**SOURCE EXTRACT**
Quote:
Originally Posted by
Albireo 
Although I am 100% certain I am carving, I don't seem to be able to reproduce that super-angulated "leaning on the snow" look that the expert carvers can do, even on green slopes. Is there something about using the pressure release to send the feet further out to the side before engaging the edge? How do you prevent the edges from digging in until they are "farther out" under you? Am I even understanding this correctly?
High edge angles require speed or a steep slope.
"NO" to the question about delaying edge engagement. The best carvers (racers) engage their edges as early as possible, right at the top of the new turn. Of course there's always a non-edged phase as the skis transition from old edges through flat to new edges, but the best carvers move through that quickly and smoothly. If the skis start turning (twisting) without edge engagement it's much harder to get back onto a clean edge, you'll usually end up skidding the whole turn. OTOH, it's comparatively easier to ease off the edges partway through a turn if you need to (this is how to adjust your line to make a less sharp turn than the one you're in).
You need speed or steepness to do high edge angles on skis, but you can get a feel for the position from the safety of your office chair. Stand in a ski position (feet hip-width apart) with your calf muscles brushing the front of the seat. Flex down at the knees until you can support your weight with stiff arms on the arms of the chair. Now - without moving ANYTHING except your legs - slide your R foot straight out to the side, then slide your L foot out to match it, keeping them hip width apart. Your upper body down to your hips is vertical and your hips are still square to the chair.
Now do it again, sliding your feet another 12" out. (At some point you'll have to lower your body to keep your feet on the floor, but do so by just letting your arms flex. Do NOT twist or slide your hips. Just move your femurs in their sockets.) Do it a third time, butt now supported on the front of the seat with your feet REALLY out there.

**DATASET CONTENT**

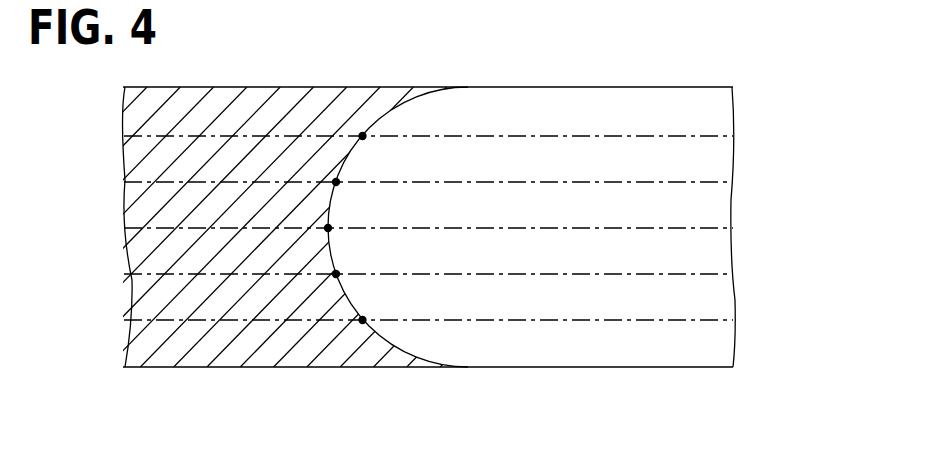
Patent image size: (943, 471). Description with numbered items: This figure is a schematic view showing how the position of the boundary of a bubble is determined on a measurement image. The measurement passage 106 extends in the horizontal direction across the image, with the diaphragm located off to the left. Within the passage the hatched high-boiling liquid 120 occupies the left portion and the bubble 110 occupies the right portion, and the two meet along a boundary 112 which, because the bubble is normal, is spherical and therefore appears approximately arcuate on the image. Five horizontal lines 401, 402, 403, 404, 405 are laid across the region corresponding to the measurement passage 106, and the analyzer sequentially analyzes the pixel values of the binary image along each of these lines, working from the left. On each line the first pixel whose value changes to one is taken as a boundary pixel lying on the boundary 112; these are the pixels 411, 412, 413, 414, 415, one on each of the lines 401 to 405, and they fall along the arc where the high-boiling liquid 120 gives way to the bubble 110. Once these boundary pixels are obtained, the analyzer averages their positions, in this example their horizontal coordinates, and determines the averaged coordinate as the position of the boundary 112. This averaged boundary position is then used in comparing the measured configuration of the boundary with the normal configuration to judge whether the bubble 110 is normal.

**STATED EXERCISE 1**
From the carving post, list in order each movement the office-chair drill has the reader make.
**STATED EXERCISE 2**
Resume the carving post from its final sentence.

**EXERCISE RESULT 1**
1. Stand in a ski position, feet hip-width apart, with the calf muscles brushing the front of the seat.
2. Flex down at the knees until stiff arms on the arms of the chair can support your weight.
3. Slide the right foot straight out to the side, moving nothing except the legs.
4. Slide the left foot out to match it, keeping the feet hip-width apart.
5. Repeat, sliding the feet another 12" out and lowering the body only by letting the arms flex.
6. Do it a third time, with the butt supported on the front of the seat and the feet far out.

**EXERCISE RESULT 2**
Practice this on both sides. Each of these is a position you'd find yourself in exactly halfway through a carved turn, at the precise moment your skis are pointing straight down the fall line. Notice that your inside foot naturally takes the lead, without you pushing it forward. The more angulated you are, more flexed your inside leg and the farther ahead the inside foot will be. Don't think about your inside foot leading on the hill, it just happens. Trying to push it farther ahead is a technical complication that's unnecessary and sometimes counterproductive.
Originally Posted by Albireo 
My "feet-together" noodling was fairly effortless on intermediate slopes, but was more luck-of-the-draw with steeper grades and a complete failure in crud.
Yup. Any effort to twist or slide your skis sideways will be an instant disaster in crud... or deep powder... or tight bumps. The skis won't budge but you will, SPLAT! In any snow condition but a flat surface, the skis must primarily be moving forward along their axes or you're toast. The trick is to get them moving forward in curved arcs by using their natural sidecut and/or by bending them into decamber. That lets you control your direction, which in turn lets you decide how fast to go.
Check out this thread of a skilled, high level instructor handling heavy, wet crud with aplomb. Before looking at his body movements, carefully watch the path his skis follow:
http://www.epicski.com/t/110060/recent-vid-of-my-skiing
I definitely understand what you mean by commiting the body to the fall line -- especially when the snow is very hard -- but as I mention above I'm having trouble understanding how do get my skis further to one side. Do I simply flex more at the waist to fold my body over the skis (to maintain pressure over the outside ski) while simultaneously increasing the tipping angle? Because then it doesn't feel like the skis are "further" to one side but rather like I'm trying to hit the skis with my helmet
. I guess you could say the skis are farther from my butt if I flex more at the waist?
The reason commitment works when the snow is hard is that letting your body fall down the hill ahead of your skis puts them up on edge. Now they can hold and carve.
The steeper the slope and/or the higher the speed, the more you have to commit into each new turn. At the end of a turn your skis are on a high edge, so naturally it takes a big move to rotate them to flat and then onto the new edges. Yes, it feels like diving headfirst off a cliff... but it ALWAYS works. Trust your skis. Once you've done this once or twice it is SUCH a rush!

How to get high edge angles? See the office chair exercise above. It's about moving your legs in their femur sockets.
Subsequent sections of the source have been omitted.